Work to do: Skip all pictures. Set down only the lines starting at the line containing "Serialize everything readable" and running to the end of the listing.

Given data:
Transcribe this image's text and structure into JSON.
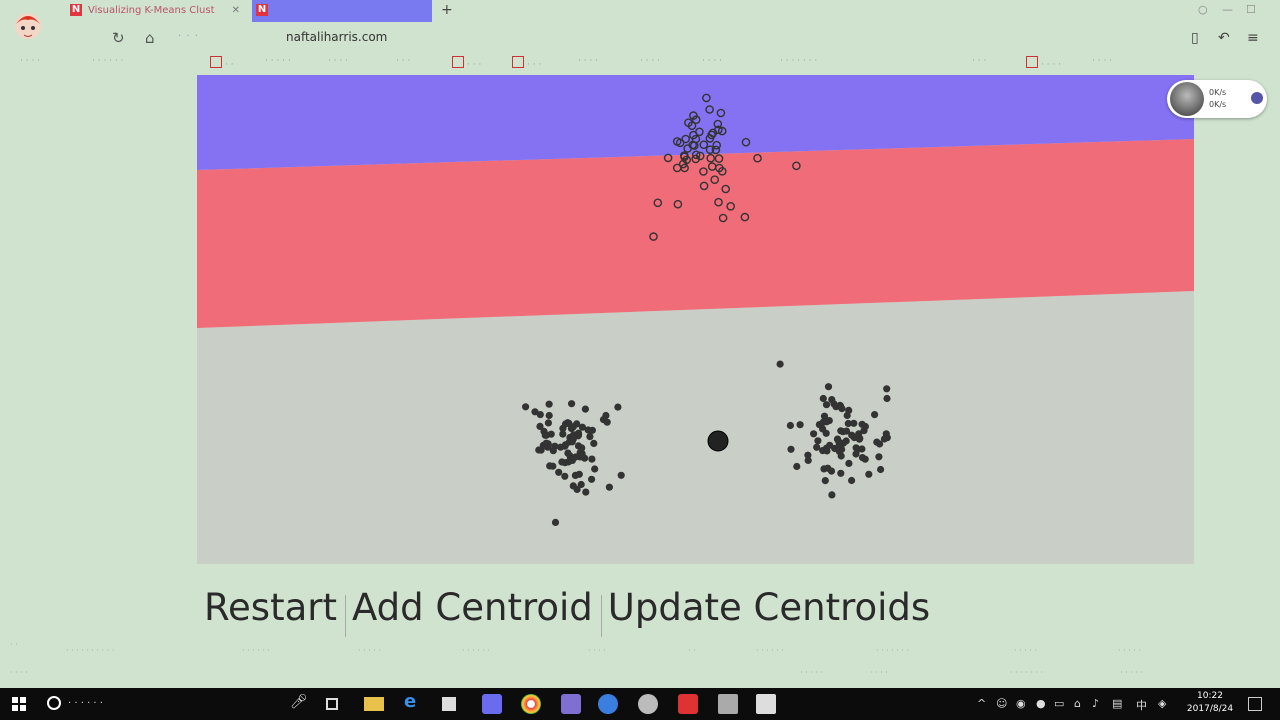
{
  "browser": {
    "tabs": [
      {
        "favicon": "N",
        "title": "Visualizing K-Means Clust"
      },
      {
        "favicon": "N",
        "title": ""
      }
    ],
    "url": "naftaliharris.com",
    "colors": {
      "chrome_bg": "#cfe3cf",
      "active_tab": "#7a7af0"
    }
  },
  "viz": {
    "colors": {
      "region_blue": "#8472f2",
      "region_red": "#f06c79",
      "region_gray": "#c9cfc6",
      "point_fill": "#333333"
    }
  },
  "controls": {
    "restart": "Restart",
    "add_centroid": "Add Centroid",
    "update_centroids": "Update Centroids"
  },
  "widget": {
    "line1": "0K/s",
    "line2": "0K/s"
  },
  "taskbar": {
    "time": "10:22",
    "date": "2017/8/24",
    "ime": "中"
  }
}
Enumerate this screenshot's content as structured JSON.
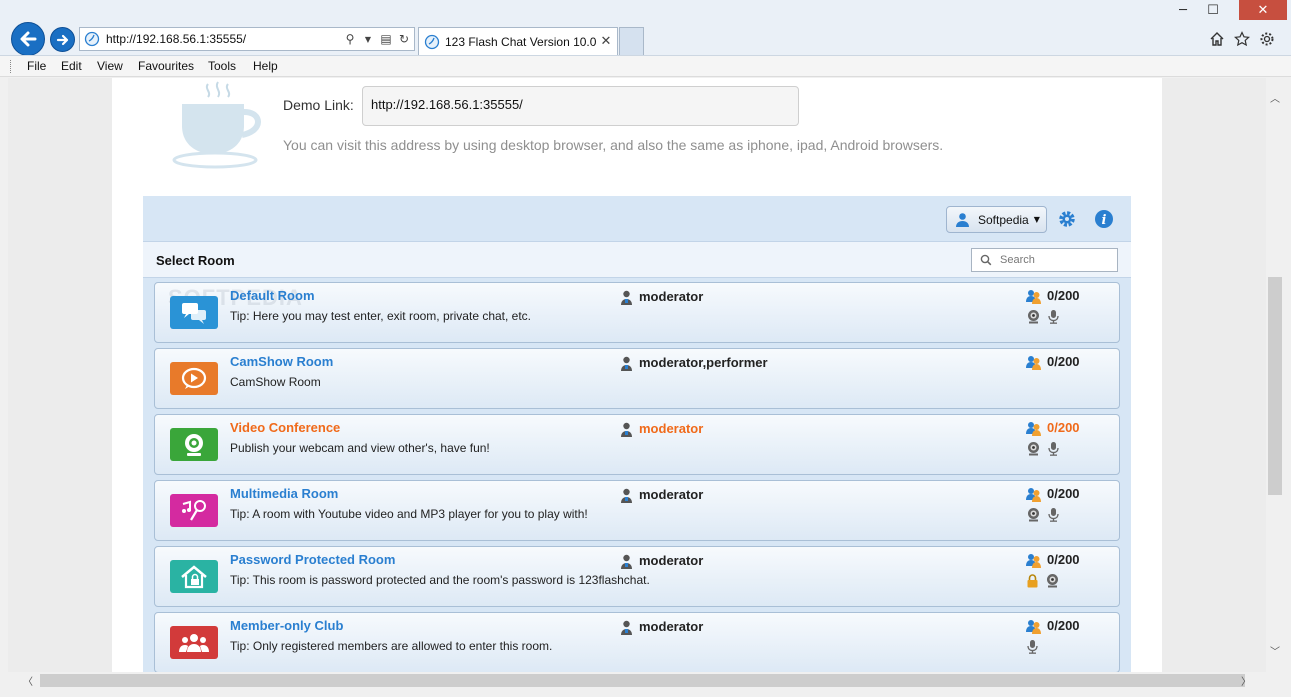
{
  "browser": {
    "url": "http://192.168.56.1:35555/",
    "tab_title": "123 Flash Chat Version 10.0 ...",
    "close_label": "✕"
  },
  "menu": [
    "File",
    "Edit",
    "View",
    "Favourites",
    "Tools",
    "Help"
  ],
  "demo": {
    "label": "Demo Link:",
    "url": "http://192.168.56.1:35555/",
    "hint": "You can visit this address by using desktop browser, and also the same as iphone, ipad, Android browsers."
  },
  "chat": {
    "user": "Softpedia",
    "select_room_label": "Select Room",
    "search_placeholder": "Search",
    "watermark": "SOFTPEDIA"
  },
  "rooms": [
    {
      "name": "Default Room",
      "tip": "Tip: Here you may test enter, exit room, private chat, etc.",
      "role": "moderator",
      "count": "0/200",
      "icon": "chat-bubbles-icon",
      "color": "#2a93d6",
      "features": [
        "webcam-icon",
        "microphone-icon"
      ]
    },
    {
      "name": "CamShow Room",
      "tip": "CamShow Room",
      "role": "moderator,performer",
      "count": "0/200",
      "icon": "play-bubble-icon",
      "color": "#e87a2a",
      "features": []
    },
    {
      "name": "Video Conference",
      "tip": "Publish your webcam and view other's, have fun!",
      "role": "moderator",
      "count": "0/200",
      "icon": "webcam-icon",
      "color": "#3aa63a",
      "features": [
        "webcam-icon",
        "microphone-icon"
      ],
      "highlight": true
    },
    {
      "name": "Multimedia Room",
      "tip": "Tip: A room with Youtube video and MP3 player for you to play with!",
      "role": "moderator",
      "count": "0/200",
      "icon": "music-mic-icon",
      "color": "#d42aa0",
      "features": [
        "webcam-icon",
        "microphone-icon"
      ]
    },
    {
      "name": "Password Protected Room",
      "tip": "Tip: This room is password protected and the room's password is 123flashchat.",
      "role": "moderator",
      "count": "0/200",
      "icon": "house-lock-icon",
      "color": "#2ab3a3",
      "features": [
        "lock-icon",
        "webcam-icon"
      ]
    },
    {
      "name": "Member-only Club",
      "tip": "Tip: Only registered members are allowed to enter this room.",
      "role": "moderator",
      "count": "0/200",
      "icon": "group-icon",
      "color": "#d23a3a",
      "features": [
        "microphone-icon"
      ]
    }
  ]
}
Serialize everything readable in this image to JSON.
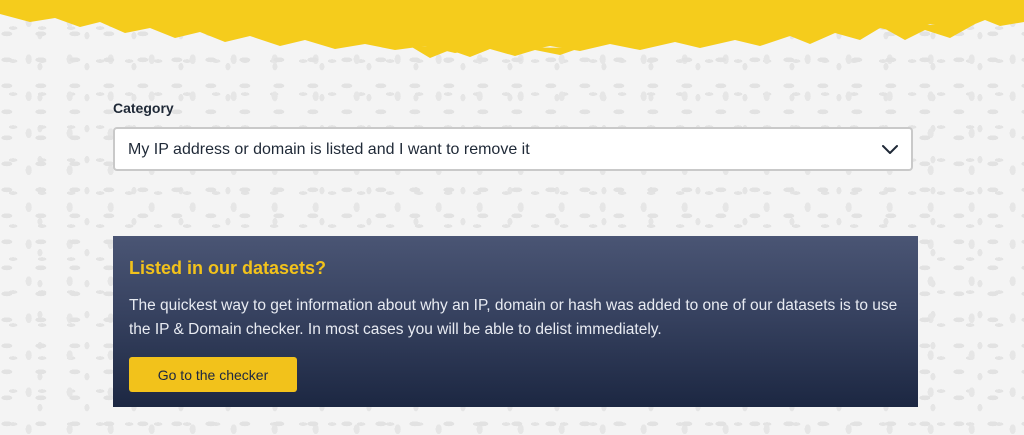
{
  "colors": {
    "accent_yellow": "#f2c21b",
    "panel_top": "#4a5574",
    "panel_bottom": "#1c2742",
    "text_dark": "#1f2937"
  },
  "form": {
    "category_label": "Category",
    "category_selected": "My IP address or domain is listed and I want to remove it",
    "chevron_icon": "chevron-down-icon"
  },
  "info_panel": {
    "title": "Listed in our datasets?",
    "body": "The quickest way to get information about why an IP, domain or hash was added to one of our datasets is to use the IP & Domain checker. In most cases you will be able to delist immediately.",
    "button_label": "Go to the checker"
  }
}
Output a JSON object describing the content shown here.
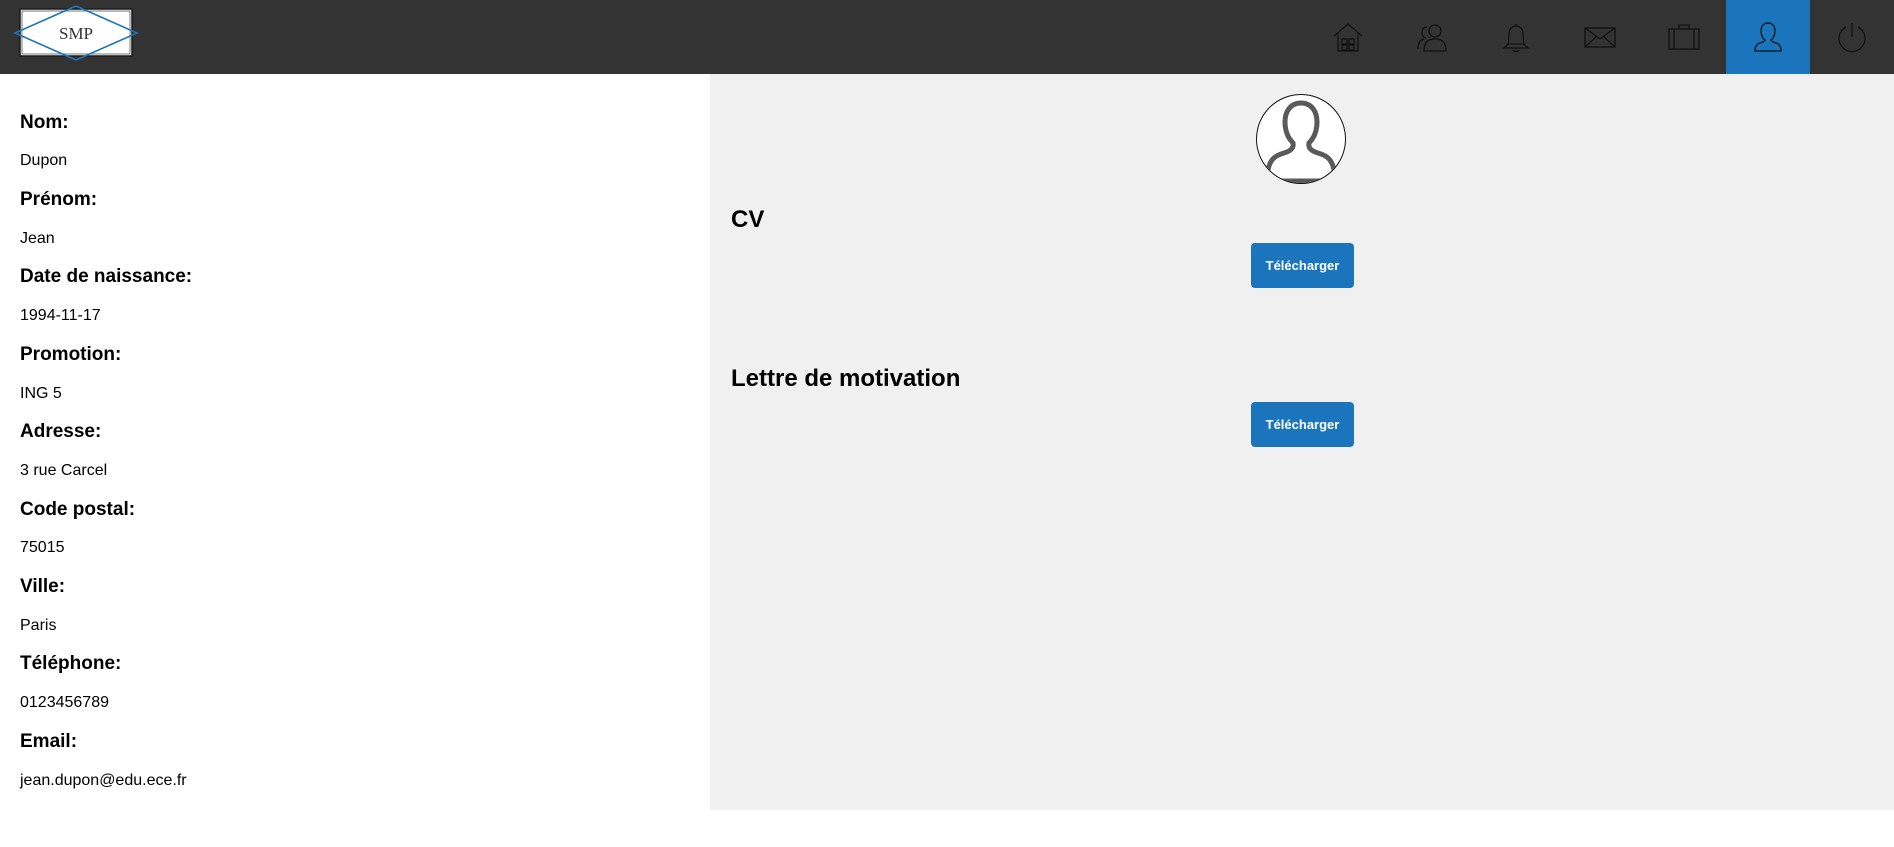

Exercise output:
Serialize everything readable in this image to JSON.
{
  "colors": {
    "accent_yellow": "#f2c21b",
    "panel_top": "#4a5574",
    "panel_bottom": "#1c2742",
    "text_dark": "#1f2937"
  },
  "form": {
    "category_label": "Category",
    "category_selected": "My IP address or domain is listed and I want to remove it",
    "chevron_icon": "chevron-down-icon"
  },
  "info_panel": {
    "title": "Listed in our datasets?",
    "body": "The quickest way to get information about why an IP, domain or hash was added to one of our datasets is to use the IP & Domain checker. In most cases you will be able to delist immediately.",
    "button_label": "Go to the checker"
  }
}
Output a JSON object describing the content shown here.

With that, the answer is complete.